- **Do this**:
Search the data for the string "into" and extract every line where it appears.

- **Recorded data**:
-- Start --

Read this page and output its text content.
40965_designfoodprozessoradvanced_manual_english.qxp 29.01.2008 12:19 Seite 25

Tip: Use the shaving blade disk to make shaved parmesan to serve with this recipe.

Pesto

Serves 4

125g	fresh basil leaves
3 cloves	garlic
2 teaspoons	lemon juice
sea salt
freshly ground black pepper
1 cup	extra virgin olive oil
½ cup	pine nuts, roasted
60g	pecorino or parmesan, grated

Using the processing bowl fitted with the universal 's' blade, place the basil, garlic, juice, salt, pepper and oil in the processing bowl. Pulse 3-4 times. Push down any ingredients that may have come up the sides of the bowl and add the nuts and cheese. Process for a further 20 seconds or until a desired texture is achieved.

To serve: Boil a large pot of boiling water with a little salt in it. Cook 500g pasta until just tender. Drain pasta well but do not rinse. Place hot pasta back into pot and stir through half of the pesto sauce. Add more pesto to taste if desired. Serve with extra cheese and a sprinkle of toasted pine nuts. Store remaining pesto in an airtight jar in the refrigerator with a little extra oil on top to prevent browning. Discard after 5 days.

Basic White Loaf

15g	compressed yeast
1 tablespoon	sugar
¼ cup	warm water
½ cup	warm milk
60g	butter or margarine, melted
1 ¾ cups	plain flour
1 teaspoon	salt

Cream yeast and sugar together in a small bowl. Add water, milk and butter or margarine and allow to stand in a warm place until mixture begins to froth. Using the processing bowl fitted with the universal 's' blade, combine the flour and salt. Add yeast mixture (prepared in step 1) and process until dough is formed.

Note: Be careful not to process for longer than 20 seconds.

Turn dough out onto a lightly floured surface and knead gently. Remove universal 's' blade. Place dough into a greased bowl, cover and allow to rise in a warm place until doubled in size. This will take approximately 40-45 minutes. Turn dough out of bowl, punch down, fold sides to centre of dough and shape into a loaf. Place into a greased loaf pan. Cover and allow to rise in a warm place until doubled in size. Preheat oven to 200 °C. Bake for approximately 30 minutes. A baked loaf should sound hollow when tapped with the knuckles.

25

-- End --

- **Full answer**:
To serve: Boil a large pot of boiling water with a little salt in it. Cook 500g pasta until just tender. Drain pasta well but do not rinse. Place hot pasta back into pot and stir through half of the pesto sauce. Add more pesto to taste if desired. Serve with extra cheese and a sprinkle of toasted pine nuts. Store remaining pesto in an airtight jar in the refrigerator with a little extra oil on top to prevent browning. Discard after 5 days.
Turn dough out onto a lightly floured surface and knead gently. Remove universal 's' blade. Place dough into a greased bowl, cover and allow to rise in a warm place until doubled in size. This will take approximately 40-45 minutes. Turn dough out of bowl, punch down, fold sides to centre of dough and shape into a loaf. Place into a greased loaf pan. Cover and allow to rise in a warm place until doubled in size. Preheat oven to 200 °C. Bake for approximately 30 minutes. A baked loaf should sound hollow when tapped with the knuckles.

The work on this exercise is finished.